*Supplied records*
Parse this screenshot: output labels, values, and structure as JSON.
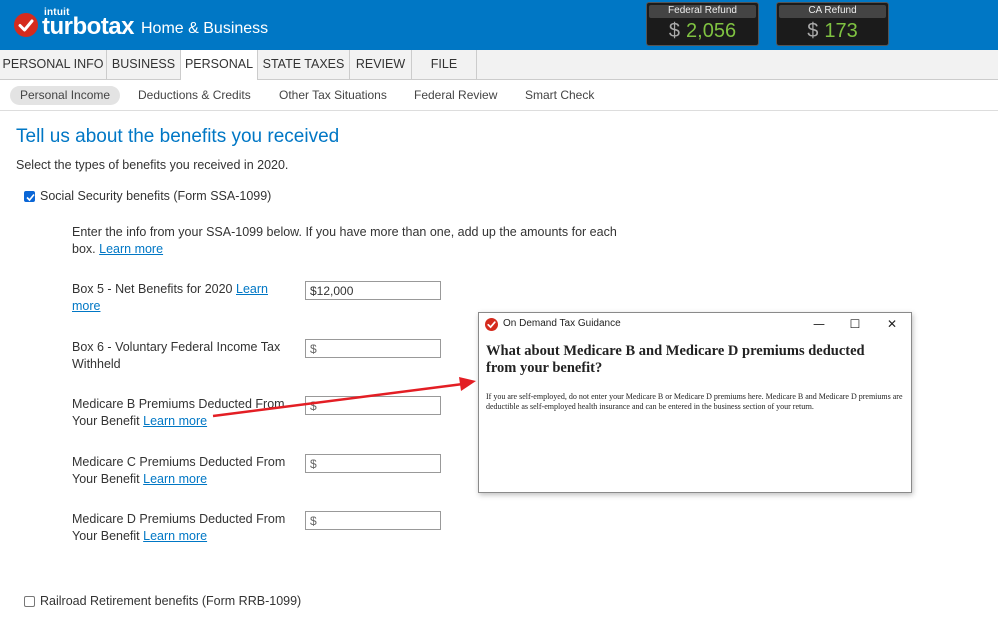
{
  "header": {
    "brand_parent": "intuit",
    "brand": "turbotax",
    "product": "Home & Business",
    "brand_color": "#0077c5",
    "federal_refund": {
      "label": "Federal Refund",
      "currency": "$",
      "amount": "2,056"
    },
    "state_refund": {
      "label": "CA Refund",
      "currency": "$",
      "amount": "173"
    }
  },
  "tabs": [
    {
      "label": "PERSONAL INFO"
    },
    {
      "label": "BUSINESS"
    },
    {
      "label": "PERSONAL",
      "active": true
    },
    {
      "label": "STATE TAXES"
    },
    {
      "label": "REVIEW"
    },
    {
      "label": "FILE"
    }
  ],
  "subnav": [
    {
      "label": "Personal Income",
      "active": true
    },
    {
      "label": "Deductions & Credits"
    },
    {
      "label": "Other Tax Situations"
    },
    {
      "label": "Federal Review"
    },
    {
      "label": "Smart Check"
    }
  ],
  "main": {
    "title": "Tell us about the benefits you received",
    "subtitle": "Select the types of benefits you received in 2020.",
    "ssa": {
      "label": "Social Security benefits (Form SSA-1099)",
      "checked": true,
      "instructions": "Enter the info from your SSA-1099 below. If you have more than one, add up the amounts for each box.",
      "instructions_link": "Learn more",
      "fields": [
        {
          "label": "Box 5 - Net Benefits for 2020",
          "link": "Learn more",
          "value": "$12,000",
          "placeholder": "$"
        },
        {
          "label": "Box 6 - Voluntary Federal Income Tax Withheld",
          "link": "",
          "value": "",
          "placeholder": "$"
        },
        {
          "label": "Medicare B Premiums Deducted From Your Benefit",
          "link": "Learn more",
          "value": "",
          "placeholder": "$"
        },
        {
          "label": "Medicare C Premiums Deducted From Your Benefit",
          "link": "Learn more",
          "value": "",
          "placeholder": "$"
        },
        {
          "label": "Medicare D Premiums Deducted From Your Benefit",
          "link": "Learn more",
          "value": "",
          "placeholder": "$"
        }
      ]
    },
    "rrb": {
      "label": "Railroad Retirement benefits (Form RRB-1099)",
      "checked": false
    }
  },
  "popup": {
    "title": "On Demand Tax Guidance",
    "minimize": "—",
    "maximize": "☐",
    "close": "✕",
    "heading": "What about Medicare B and Medicare D premiums deducted from your benefit?",
    "body": "If you are self-employed, do not enter your Medicare B or Medicare D premiums here. Medicare B and Medicare D premiums are deductible as self-employed health insurance and can be entered in the business section of your return."
  },
  "annotation": {
    "arrow_color": "#e31e24"
  }
}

*What to work on*
The records above must be echoed exactly, minus their pictures.

*Answer to this problem*
Parse this screenshot: output labels, values, and structure as JSON.
{
  "header": {
    "brand_parent": "intuit",
    "brand": "turbotax",
    "product": "Home & Business",
    "brand_color": "#0077c5",
    "federal_refund": {
      "label": "Federal Refund",
      "currency": "$",
      "amount": "2,056"
    },
    "state_refund": {
      "label": "CA Refund",
      "currency": "$",
      "amount": "173"
    }
  },
  "tabs": [
    {
      "label": "PERSONAL INFO"
    },
    {
      "label": "BUSINESS"
    },
    {
      "label": "PERSONAL",
      "active": true
    },
    {
      "label": "STATE TAXES"
    },
    {
      "label": "REVIEW"
    },
    {
      "label": "FILE"
    }
  ],
  "subnav": [
    {
      "label": "Personal Income",
      "active": true
    },
    {
      "label": "Deductions & Credits"
    },
    {
      "label": "Other Tax Situations"
    },
    {
      "label": "Federal Review"
    },
    {
      "label": "Smart Check"
    }
  ],
  "main": {
    "title": "Tell us about the benefits you received",
    "subtitle": "Select the types of benefits you received in 2020.",
    "ssa": {
      "label": "Social Security benefits (Form SSA-1099)",
      "checked": true,
      "instructions": "Enter the info from your SSA-1099 below. If you have more than one, add up the amounts for each box.",
      "instructions_link": "Learn more",
      "fields": [
        {
          "label": "Box 5 - Net Benefits for 2020",
          "link": "Learn more",
          "value": "$12,000",
          "placeholder": "$"
        },
        {
          "label": "Box 6 - Voluntary Federal Income Tax Withheld",
          "link": "",
          "value": "",
          "placeholder": "$"
        },
        {
          "label": "Medicare B Premiums Deducted From Your Benefit",
          "link": "Learn more",
          "value": "",
          "placeholder": "$"
        },
        {
          "label": "Medicare C Premiums Deducted From Your Benefit",
          "link": "Learn more",
          "value": "",
          "placeholder": "$"
        },
        {
          "label": "Medicare D Premiums Deducted From Your Benefit",
          "link": "Learn more",
          "value": "",
          "placeholder": "$"
        }
      ]
    },
    "rrb": {
      "label": "Railroad Retirement benefits (Form RRB-1099)",
      "checked": false
    }
  },
  "popup": {
    "title": "On Demand Tax Guidance",
    "minimize": "—",
    "maximize": "☐",
    "close": "✕",
    "heading": "What about Medicare B and Medicare D premiums deducted from your benefit?",
    "body": "If you are self-employed, do not enter your Medicare B or Medicare D premiums here. Medicare B and Medicare D premiums are deductible as self-employed health insurance and can be entered in the business section of your return."
  },
  "annotation": {
    "arrow_color": "#e31e24"
  }
}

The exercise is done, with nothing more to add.